[Data extracted from a collection]
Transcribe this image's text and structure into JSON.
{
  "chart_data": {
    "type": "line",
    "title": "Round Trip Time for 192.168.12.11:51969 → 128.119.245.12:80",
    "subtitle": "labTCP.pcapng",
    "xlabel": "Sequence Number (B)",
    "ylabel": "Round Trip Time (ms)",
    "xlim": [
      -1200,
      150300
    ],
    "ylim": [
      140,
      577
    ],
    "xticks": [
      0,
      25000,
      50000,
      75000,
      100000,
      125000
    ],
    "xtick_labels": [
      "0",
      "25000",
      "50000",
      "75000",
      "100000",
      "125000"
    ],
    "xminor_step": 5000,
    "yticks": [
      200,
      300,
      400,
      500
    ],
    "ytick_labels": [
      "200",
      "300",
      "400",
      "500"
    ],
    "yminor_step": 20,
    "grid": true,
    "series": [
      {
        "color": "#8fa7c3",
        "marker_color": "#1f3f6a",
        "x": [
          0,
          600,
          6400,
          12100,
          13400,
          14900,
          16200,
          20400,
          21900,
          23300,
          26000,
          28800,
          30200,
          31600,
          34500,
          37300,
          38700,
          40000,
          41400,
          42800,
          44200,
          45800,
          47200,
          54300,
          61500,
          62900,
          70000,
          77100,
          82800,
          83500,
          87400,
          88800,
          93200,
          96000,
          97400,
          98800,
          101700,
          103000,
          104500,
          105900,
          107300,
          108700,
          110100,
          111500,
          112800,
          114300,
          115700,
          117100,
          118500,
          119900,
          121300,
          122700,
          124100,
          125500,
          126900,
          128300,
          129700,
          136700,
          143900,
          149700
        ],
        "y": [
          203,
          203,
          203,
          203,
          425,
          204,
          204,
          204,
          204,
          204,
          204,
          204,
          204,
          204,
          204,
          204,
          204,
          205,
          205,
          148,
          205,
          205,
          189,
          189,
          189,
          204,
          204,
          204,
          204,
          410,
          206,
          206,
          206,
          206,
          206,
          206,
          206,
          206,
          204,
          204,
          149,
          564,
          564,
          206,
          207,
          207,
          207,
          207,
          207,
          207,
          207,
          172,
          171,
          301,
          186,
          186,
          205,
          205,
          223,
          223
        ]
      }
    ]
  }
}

#### [What you are asked to do]
Set down every line of the listing above again, exactly as given.

#### [Correct response]
Transcribe this image's text and structure into JSON.
{
  "chart_data": {
    "type": "line",
    "title": "Round Trip Time for 192.168.12.11:51969 → 128.119.245.12:80",
    "subtitle": "labTCP.pcapng",
    "xlabel": "Sequence Number (B)",
    "ylabel": "Round Trip Time (ms)",
    "xlim": [
      -1200,
      150300
    ],
    "ylim": [
      140,
      577
    ],
    "xticks": [
      0,
      25000,
      50000,
      75000,
      100000,
      125000
    ],
    "xtick_labels": [
      "0",
      "25000",
      "50000",
      "75000",
      "100000",
      "125000"
    ],
    "xminor_step": 5000,
    "yticks": [
      200,
      300,
      400,
      500
    ],
    "ytick_labels": [
      "200",
      "300",
      "400",
      "500"
    ],
    "yminor_step": 20,
    "grid": true,
    "series": [
      {
        "color": "#8fa7c3",
        "marker_color": "#1f3f6a",
        "x": [
          0,
          600,
          6400,
          12100,
          13400,
          14900,
          16200,
          20400,
          21900,
          23300,
          26000,
          28800,
          30200,
          31600,
          34500,
          37300,
          38700,
          40000,
          41400,
          42800,
          44200,
          45800,
          47200,
          54300,
          61500,
          62900,
          70000,
          77100,
          82800,
          83500,
          87400,
          88800,
          93200,
          96000,
          97400,
          98800,
          101700,
          103000,
          104500,
          105900,
          107300,
          108700,
          110100,
          111500,
          112800,
          114300,
          115700,
          117100,
          118500,
          119900,
          121300,
          122700,
          124100,
          125500,
          126900,
          128300,
          129700,
          136700,
          143900,
          149700
        ],
        "y": [
          203,
          203,
          203,
          203,
          425,
          204,
          204,
          204,
          204,
          204,
          204,
          204,
          204,
          204,
          204,
          204,
          204,
          205,
          205,
          148,
          205,
          205,
          189,
          189,
          189,
          204,
          204,
          204,
          204,
          410,
          206,
          206,
          206,
          206,
          206,
          206,
          206,
          206,
          204,
          204,
          149,
          564,
          564,
          206,
          207,
          207,
          207,
          207,
          207,
          207,
          207,
          172,
          171,
          301,
          186,
          186,
          205,
          205,
          223,
          223
        ]
      }
    ]
  }
}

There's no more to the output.